• Task brief:
Copy every line of the data exactly, leaving nothing out.

Data to process start

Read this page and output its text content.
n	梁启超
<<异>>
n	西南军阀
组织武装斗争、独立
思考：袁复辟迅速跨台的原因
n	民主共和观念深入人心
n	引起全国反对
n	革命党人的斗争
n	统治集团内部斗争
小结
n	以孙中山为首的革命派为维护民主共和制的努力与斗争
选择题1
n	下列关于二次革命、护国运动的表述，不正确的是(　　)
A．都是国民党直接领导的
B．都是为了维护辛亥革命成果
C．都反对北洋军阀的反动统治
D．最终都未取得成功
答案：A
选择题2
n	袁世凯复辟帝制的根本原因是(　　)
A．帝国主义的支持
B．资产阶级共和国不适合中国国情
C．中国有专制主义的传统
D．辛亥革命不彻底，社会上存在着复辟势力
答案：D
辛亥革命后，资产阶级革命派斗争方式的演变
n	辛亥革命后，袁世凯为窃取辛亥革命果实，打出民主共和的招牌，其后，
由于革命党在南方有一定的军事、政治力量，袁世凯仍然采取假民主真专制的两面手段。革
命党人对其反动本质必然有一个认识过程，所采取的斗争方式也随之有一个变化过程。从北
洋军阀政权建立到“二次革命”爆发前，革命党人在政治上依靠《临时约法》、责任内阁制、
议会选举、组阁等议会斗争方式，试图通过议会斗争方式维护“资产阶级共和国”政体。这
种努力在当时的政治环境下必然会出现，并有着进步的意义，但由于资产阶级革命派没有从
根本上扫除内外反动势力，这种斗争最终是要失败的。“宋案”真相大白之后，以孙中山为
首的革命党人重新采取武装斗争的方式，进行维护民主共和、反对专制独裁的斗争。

Data to process end

• Finished exercise:
Read this page and output its text content.
n	梁启超
<<异>>
n	西南军阀
组织武装斗争、独立
思考：袁复辟迅速跨台的原因
n	民主共和观念深入人心
n	引起全国反对
n	革命党人的斗争
n	统治集团内部斗争
小结
n	以孙中山为首的革命派为维护民主共和制的努力与斗争
选择题1
n	下列关于二次革命、护国运动的表述，不正确的是(　　)
A．都是国民党直接领导的
B．都是为了维护辛亥革命成果
C．都反对北洋军阀的反动统治
D．最终都未取得成功
答案：A
选择题2
n	袁世凯复辟帝制的根本原因是(　　)
A．帝国主义的支持
B．资产阶级共和国不适合中国国情
C．中国有专制主义的传统
D．辛亥革命不彻底，社会上存在着复辟势力
答案：D
辛亥革命后，资产阶级革命派斗争方式的演变
n	辛亥革命后，袁世凯为窃取辛亥革命果实，打出民主共和的招牌，其后，
由于革命党在南方有一定的军事、政治力量，袁世凯仍然采取假民主真专制的两面手段。革
命党人对其反动本质必然有一个认识过程，所采取的斗争方式也随之有一个变化过程。从北
洋军阀政权建立到“二次革命”爆发前，革命党人在政治上依靠《临时约法》、责任内阁制、
议会选举、组阁等议会斗争方式，试图通过议会斗争方式维护“资产阶级共和国”政体。这
种努力在当时的政治环境下必然会出现，并有着进步的意义，但由于资产阶级革命派没有从
根本上扫除内外反动势力，这种斗争最终是要失败的。“宋案”真相大白之后，以孙中山为
首的革命党人重新采取武装斗争的方式，进行维护民主共和、反对专制独裁的斗争。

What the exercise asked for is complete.